Tally how many lines include "this". The number is the whole answer.

STORED RECORDS:
┄┄┄┄┄┄┄┄┄┄
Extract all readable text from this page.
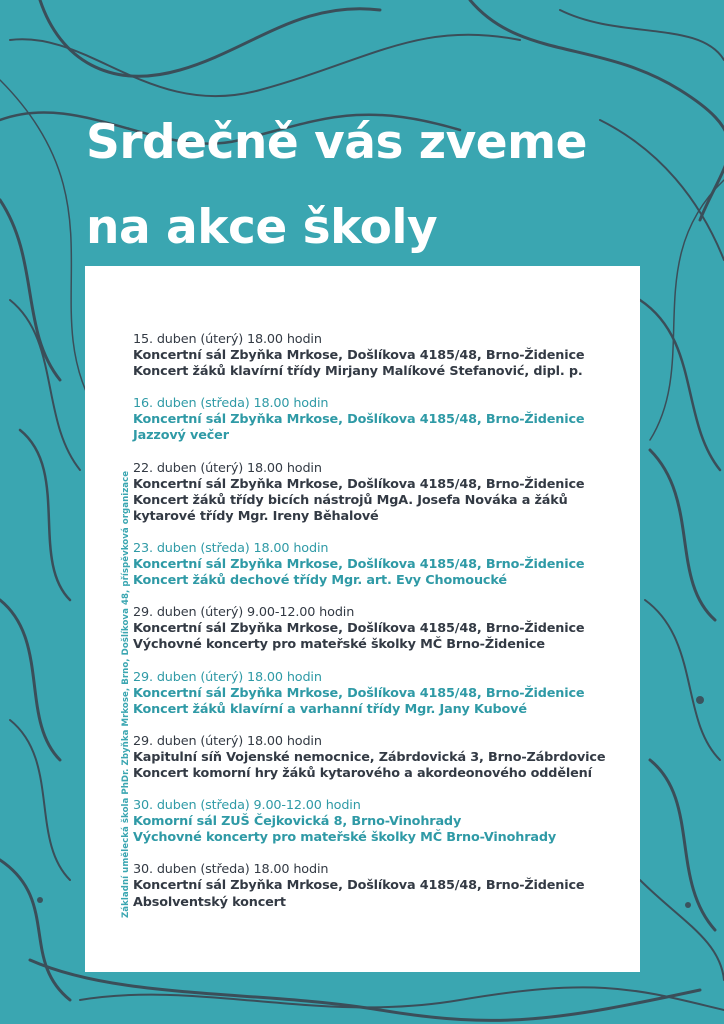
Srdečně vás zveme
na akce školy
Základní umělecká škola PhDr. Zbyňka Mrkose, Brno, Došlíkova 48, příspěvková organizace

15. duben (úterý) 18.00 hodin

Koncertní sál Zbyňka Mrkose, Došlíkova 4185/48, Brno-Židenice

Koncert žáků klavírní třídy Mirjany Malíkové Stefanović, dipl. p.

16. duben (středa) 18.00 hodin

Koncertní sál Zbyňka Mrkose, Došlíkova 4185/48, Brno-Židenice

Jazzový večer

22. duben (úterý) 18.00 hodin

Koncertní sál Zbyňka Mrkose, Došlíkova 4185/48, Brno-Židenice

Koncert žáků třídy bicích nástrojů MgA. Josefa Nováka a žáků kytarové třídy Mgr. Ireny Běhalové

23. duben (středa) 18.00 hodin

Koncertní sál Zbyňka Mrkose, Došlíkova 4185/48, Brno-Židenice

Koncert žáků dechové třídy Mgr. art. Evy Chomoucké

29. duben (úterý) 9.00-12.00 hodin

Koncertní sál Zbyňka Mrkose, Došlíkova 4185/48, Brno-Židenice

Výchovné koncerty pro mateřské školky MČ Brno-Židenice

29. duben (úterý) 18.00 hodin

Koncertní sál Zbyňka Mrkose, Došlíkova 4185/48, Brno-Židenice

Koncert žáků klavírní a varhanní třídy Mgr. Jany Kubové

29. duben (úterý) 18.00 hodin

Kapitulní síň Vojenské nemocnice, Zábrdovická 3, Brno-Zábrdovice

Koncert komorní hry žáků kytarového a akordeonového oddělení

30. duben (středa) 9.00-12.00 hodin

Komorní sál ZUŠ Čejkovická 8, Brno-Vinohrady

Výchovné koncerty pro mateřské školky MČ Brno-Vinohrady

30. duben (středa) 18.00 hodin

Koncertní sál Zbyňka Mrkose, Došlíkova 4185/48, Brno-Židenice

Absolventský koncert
┄┄┄┄┄┄┄┄┄┄
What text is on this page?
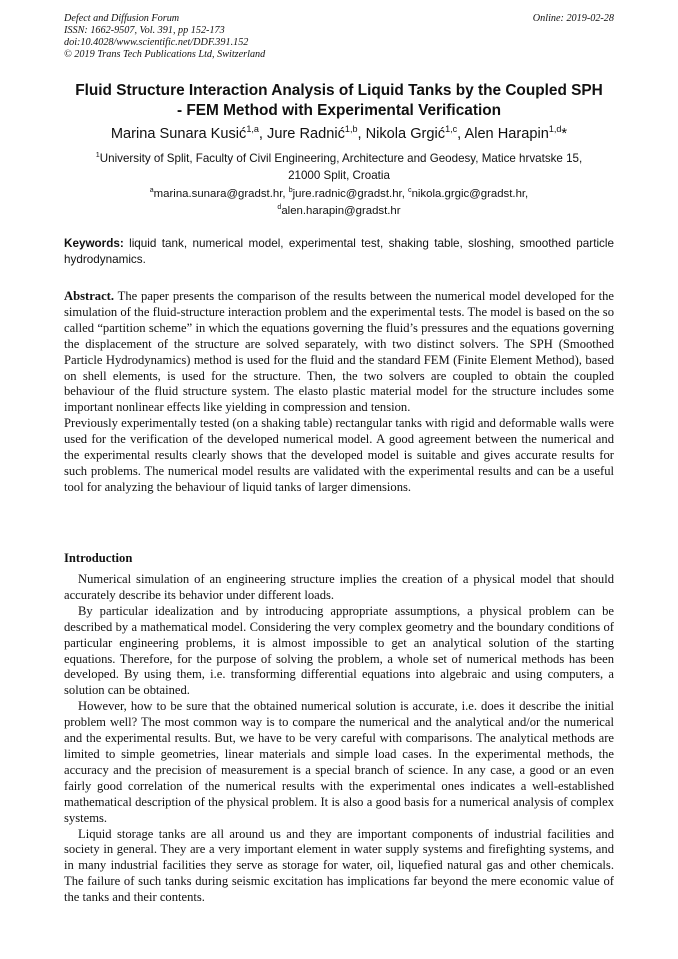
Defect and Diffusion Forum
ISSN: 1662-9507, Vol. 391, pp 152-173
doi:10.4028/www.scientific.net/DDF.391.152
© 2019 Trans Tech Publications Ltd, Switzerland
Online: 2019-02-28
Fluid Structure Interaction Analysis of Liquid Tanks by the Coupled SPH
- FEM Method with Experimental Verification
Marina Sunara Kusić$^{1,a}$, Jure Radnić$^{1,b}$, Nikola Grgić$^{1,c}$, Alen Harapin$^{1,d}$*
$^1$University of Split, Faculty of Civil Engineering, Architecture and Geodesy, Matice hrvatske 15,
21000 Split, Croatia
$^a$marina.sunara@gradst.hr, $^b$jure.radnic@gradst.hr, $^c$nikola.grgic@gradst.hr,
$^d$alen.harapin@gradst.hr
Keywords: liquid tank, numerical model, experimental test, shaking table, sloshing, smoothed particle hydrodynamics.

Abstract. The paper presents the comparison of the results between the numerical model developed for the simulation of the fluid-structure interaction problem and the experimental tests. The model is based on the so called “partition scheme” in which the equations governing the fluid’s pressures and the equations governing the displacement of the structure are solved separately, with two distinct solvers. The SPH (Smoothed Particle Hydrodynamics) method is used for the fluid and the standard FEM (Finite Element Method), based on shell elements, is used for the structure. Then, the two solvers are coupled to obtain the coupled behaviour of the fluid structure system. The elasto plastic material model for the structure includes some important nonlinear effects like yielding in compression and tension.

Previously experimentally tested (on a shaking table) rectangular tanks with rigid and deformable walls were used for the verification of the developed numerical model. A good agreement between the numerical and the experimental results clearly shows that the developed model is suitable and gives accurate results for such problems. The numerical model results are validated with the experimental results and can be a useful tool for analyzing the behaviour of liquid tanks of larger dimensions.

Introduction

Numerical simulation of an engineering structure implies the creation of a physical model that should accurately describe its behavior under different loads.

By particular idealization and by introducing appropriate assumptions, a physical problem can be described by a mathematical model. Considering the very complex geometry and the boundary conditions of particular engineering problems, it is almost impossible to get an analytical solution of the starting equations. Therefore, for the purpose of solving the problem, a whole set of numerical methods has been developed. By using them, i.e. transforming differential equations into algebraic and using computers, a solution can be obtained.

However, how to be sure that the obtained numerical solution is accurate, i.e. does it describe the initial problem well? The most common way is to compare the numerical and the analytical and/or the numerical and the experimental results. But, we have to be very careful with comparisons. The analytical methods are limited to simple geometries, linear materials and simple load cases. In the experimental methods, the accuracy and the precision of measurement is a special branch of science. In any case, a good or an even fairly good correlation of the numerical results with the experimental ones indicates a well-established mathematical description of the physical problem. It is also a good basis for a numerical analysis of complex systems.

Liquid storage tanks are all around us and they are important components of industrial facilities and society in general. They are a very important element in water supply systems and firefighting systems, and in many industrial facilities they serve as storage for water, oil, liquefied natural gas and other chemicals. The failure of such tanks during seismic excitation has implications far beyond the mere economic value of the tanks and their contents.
┄┄┄┄┄┄┄┄┄┄
COMPLETED TASK: 2